Goal => Copy out each line of the listing that has the word "November" in it.
** begin Supplied information **
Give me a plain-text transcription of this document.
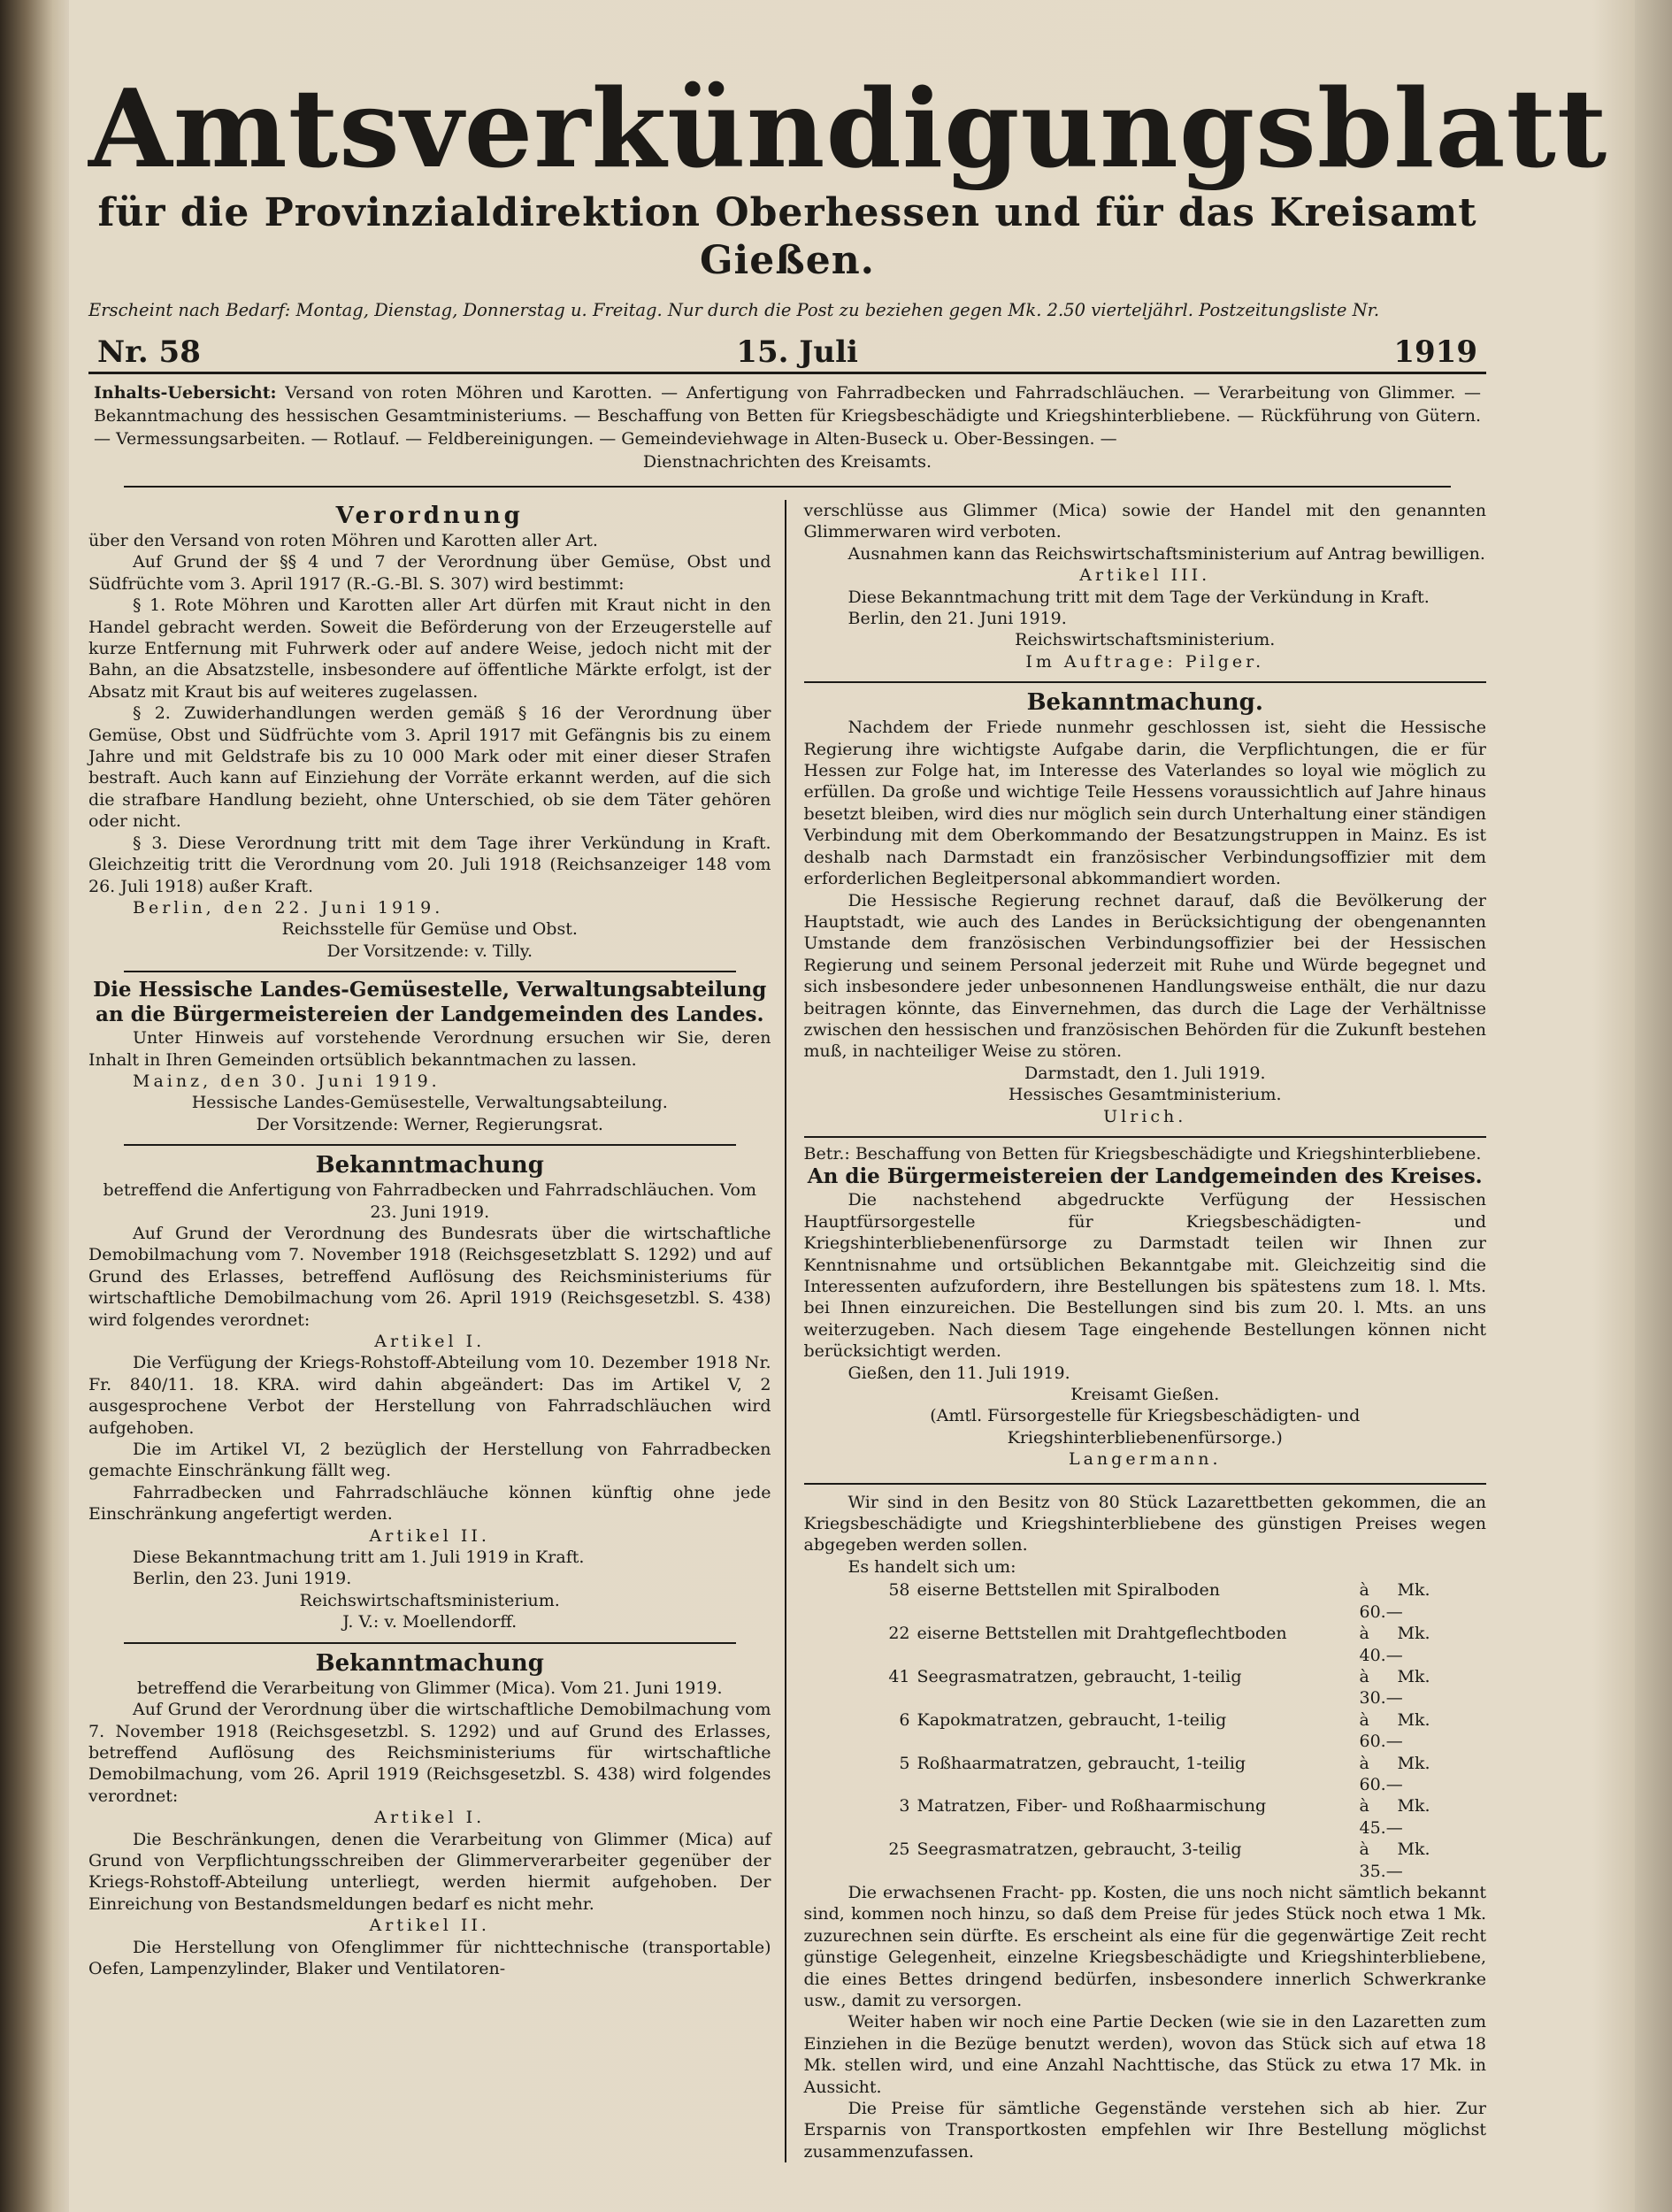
Amtsverkündigungsblatt
für die Provinzialdirektion Oberhessen und für das Kreisamt Gießen.
Erscheint nach Bedarf: Montag, Dienstag, Donnerstag u. Freitag. Nur durch die Post zu beziehen gegen Mk. 2.50 vierteljährl. Postzeitungsliste Nr.
Nr. 58	15. Juli	1919
Inhalts-Uebersicht: Versand von roten Möhren und Karotten. — Anfertigung von Fahrradbecken und Fahrradschläuchen. — Verarbeitung von Glimmer. — Bekanntmachung des hessischen Gesamtministeriums. — Beschaffung von Betten für Kriegsbeschädigte und Kriegshinterbliebene. — Rückführung von Gütern. — Vermessungsarbeiten. — Rotlauf. — Feldbereinigungen. — Gemeindeviehwage in Alten-Buseck u. Ober-Bessingen. —
Dienstnachrichten des Kreisamts.
Verordnung

über den Versand von roten Möhren und Karotten aller Art.

Auf Grund der §§ 4 und 7 der Verordnung über Gemüse, Obst und Südfrüchte vom 3. April 1917 (R.-G.-Bl. S. 307) wird bestimmt:

§ 1. Rote Möhren und Karotten aller Art dürfen mit Kraut nicht in den Handel gebracht werden. Soweit die Beförderung von der Erzeugerstelle auf kurze Entfernung mit Fuhrwerk oder auf andere Weise, jedoch nicht mit der Bahn, an die Absatzstelle, insbesondere auf öffentliche Märkte erfolgt, ist der Absatz mit Kraut bis auf weiteres zugelassen.

§ 2. Zuwiderhandlungen werden gemäß § 16 der Verordnung über Gemüse, Obst und Südfrüchte vom 3. April 1917 mit Gefängnis bis zu einem Jahre und mit Geldstrafe bis zu 10 000 Mark oder mit einer dieser Strafen bestraft. Auch kann auf Einziehung der Vorräte erkannt werden, auf die sich die strafbare Handlung bezieht, ohne Unterschied, ob sie dem Täter gehören oder nicht.

§ 3. Diese Verordnung tritt mit dem Tage ihrer Verkündung in Kraft. Gleichzeitig tritt die Verordnung vom 20. Juli 1918 (Reichsanzeiger 148 vom 26. Juli 1918) außer Kraft.

Berlin, den 22. Juni 1919.

Reichsstelle für Gemüse und Obst.

Der Vorsitzende: v. Tilly.

Die Hessische Landes-Gemüsestelle, Verwaltungsabteilung an die Bürgermeistereien der Landgemeinden des Landes.

Unter Hinweis auf vorstehende Verordnung ersuchen wir Sie, deren Inhalt in Ihren Gemeinden ortsüblich bekanntmachen zu lassen.

Mainz, den 30. Juni 1919.

Hessische Landes-Gemüsestelle, Verwaltungsabteilung.

Der Vorsitzende: Werner, Regierungsrat.

Bekanntmachung

betreffend die Anfertigung von Fahrradbecken und Fahrradschläuchen. Vom 23. Juni 1919.

Auf Grund der Verordnung des Bundesrats über die wirtschaftliche Demobilmachung vom 7. November 1918 (Reichsgesetzblatt S. 1292) und auf Grund des Erlasses, betreffend Auflösung des Reichsministeriums für wirtschaftliche Demobilmachung vom 26. April 1919 (Reichsgesetzbl. S. 438) wird folgendes verordnet:

Artikel I.

Die Verfügung der Kriegs-Rohstoff-Abteilung vom 10. Dezember 1918 Nr. Fr. 840/11. 18. KRA. wird dahin abgeändert: Das im Artikel V, 2 ausgesprochene Verbot der Herstellung von Fahrradschläuchen wird aufgehoben.

Die im Artikel VI, 2 bezüglich der Herstellung von Fahrradbecken gemachte Einschränkung fällt weg.

Fahrradbecken und Fahrradschläuche können künftig ohne jede Einschränkung angefertigt werden.

Artikel II.

Diese Bekanntmachung tritt am 1. Juli 1919 in Kraft.

Berlin, den 23. Juni 1919.

Reichswirtschaftsministerium.

J. V.: v. Moellendorff.

Bekanntmachung

betreffend die Verarbeitung von Glimmer (Mica). Vom 21. Juni 1919.

Auf Grund der Verordnung über die wirtschaftliche Demobilmachung vom 7. November 1918 (Reichsgesetzbl. S. 1292) und auf Grund des Erlasses, betreffend Auflösung des Reichsministeriums für wirtschaftliche Demobilmachung, vom 26. April 1919 (Reichsgesetzbl. S. 438) wird folgendes verordnet:

Artikel I.

Die Beschränkungen, denen die Verarbeitung von Glimmer (Mica) auf Grund von Verpflichtungsschreiben der Glimmerverarbeiter gegenüber der Kriegs-Rohstoff-Abteilung unterliegt, werden hiermit aufgehoben. Der Einreichung von Bestandsmeldungen bedarf es nicht mehr.

Artikel II.

Die Herstellung von Ofenglimmer für nichttechnische (transportable) Oefen, Lampenzylinder, Blaker und Ventilatoren-

verschlüsse aus Glimmer (Mica) sowie der Handel mit den genannten Glimmerwaren wird verboten.

Ausnahmen kann das Reichswirtschaftsministerium auf Antrag bewilligen.

Artikel III.

Diese Bekanntmachung tritt mit dem Tage der Verkündung in Kraft.

Berlin, den 21. Juni 1919.

Reichswirtschaftsministerium.

Im Auftrage: Pilger.

Bekanntmachung.

Nachdem der Friede nunmehr geschlossen ist, sieht die Hessische Regierung ihre wichtigste Aufgabe darin, die Verpflichtungen, die er für Hessen zur Folge hat, im Interesse des Vaterlandes so loyal wie möglich zu erfüllen. Da große und wichtige Teile Hessens voraussichtlich auf Jahre hinaus besetzt bleiben, wird dies nur möglich sein durch Unterhaltung einer ständigen Verbindung mit dem Oberkommando der Besatzungstruppen in Mainz. Es ist deshalb nach Darmstadt ein französischer Verbindungsoffizier mit dem erforderlichen Begleitpersonal abkommandiert worden.

Die Hessische Regierung rechnet darauf, daß die Bevölkerung der Hauptstadt, wie auch des Landes in Berücksichtigung der obengenannten Umstande dem französischen Verbindungsoffizier bei der Hessischen Regierung und seinem Personal jederzeit mit Ruhe und Würde begegnet und sich insbesondere jeder unbesonnenen Handlungsweise enthält, die nur dazu beitragen könnte, das Einvernehmen, das durch die Lage der Verhältnisse zwischen den hessischen und französischen Behörden für die Zukunft bestehen muß, in nachteiliger Weise zu stören.

Darmstadt, den 1. Juli 1919.

Hessisches Gesamtministerium.

Ulrich.

Betr.: Beschaffung von Betten für Kriegsbeschädigte und Kriegshinterbliebene.

An die Bürgermeistereien der Landgemeinden des Kreises.

Die nachstehend abgedruckte Verfügung der Hessischen Hauptfürsorgestelle für Kriegsbeschädigten- und Kriegshinterbliebenenfürsorge zu Darmstadt teilen wir Ihnen zur Kenntnisnahme und ortsüblichen Bekanntgabe mit. Gleichzeitig sind die Interessenten aufzufordern, ihre Bestellungen bis spätestens zum 18. l. Mts. bei Ihnen einzureichen. Die Bestellungen sind bis zum 20. l. Mts. an uns weiterzugeben. Nach diesem Tage eingehende Bestellungen können nicht berücksichtigt werden.

Gießen, den 11. Juli 1919.

Kreisamt Gießen.

(Amtl. Fürsorgestelle für Kriegsbeschädigten- und Kriegshinterbliebenenfürsorge.)

Langermann.

Wir sind in den Besitz von 80 Stück Lazarettbetten gekommen, die an Kriegsbeschädigte und Kriegshinterbliebene des günstigen Preises wegen abgegeben werden sollen.

Es handelt sich um:

58 eiserne Bettstellen mit Spiralboden	à Mk. 60.—
22 eiserne Bettstellen mit Drahtgeflechtboden	à Mk. 40.—
41 Seegrasmatratzen, gebraucht, 1-teilig	à Mk. 30.—
6 Kapokmatratzen, gebraucht, 1-teilig	à Mk. 60.—
5 Roßhaarmatratzen, gebraucht, 1-teilig	à Mk. 60.—
3 Matratzen, Fiber- und Roßhaarmischung	à Mk. 45.—
25 Seegrasmatratzen, gebraucht, 3-teilig	à Mk. 35.—

Die erwachsenen Fracht- pp. Kosten, die uns noch nicht sämtlich bekannt sind, kommen noch hinzu, so daß dem Preise für jedes Stück noch etwa 1 Mk. zuzurechnen sein dürfte. Es erscheint als eine für die gegenwärtige Zeit recht günstige Gelegenheit, einzelne Kriegsbeschädigte und Kriegshinterbliebene, die eines Bettes dringend bedürfen, insbesondere innerlich Schwerkranke usw., damit zu versorgen.

Weiter haben wir noch eine Partie Decken (wie sie in den Lazaretten zum Einziehen in die Bezüge benutzt werden), wovon das Stück sich auf etwa 18 Mk. stellen wird, und eine Anzahl Nachttische, das Stück zu etwa 17 Mk. in Aussicht.

Die Preise für sämtliche Gegenstände verstehen sich ab hier. Zur Ersparnis von Transportkosten empfehlen wir Ihre Bestellung möglichst zusammenzufassen.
** end Supplied information **
Response to this exercise =>
Auf Grund der Verordnung des Bundesrats über die wirtschaftliche Demobilmachung vom 7. November 1918 (Reichsgesetzblatt S. 1292) und auf Grund des Erlasses, betreffend Auflösung des Reichsministeriums für wirtschaftliche Demobilmachung vom 26. April 1919 (Reichsgesetzbl. S. 438) wird folgendes verordnet:
Auf Grund der Verordnung über die wirtschaftliche Demobilmachung vom 7. November 1918 (Reichsgesetzbl. S. 1292) und auf Grund des Erlasses, betreffend Auflösung des Reichsministeriums für wirtschaftliche Demobilmachung, vom 26. April 1919 (Reichsgesetzbl. S. 438) wird folgendes verordnet:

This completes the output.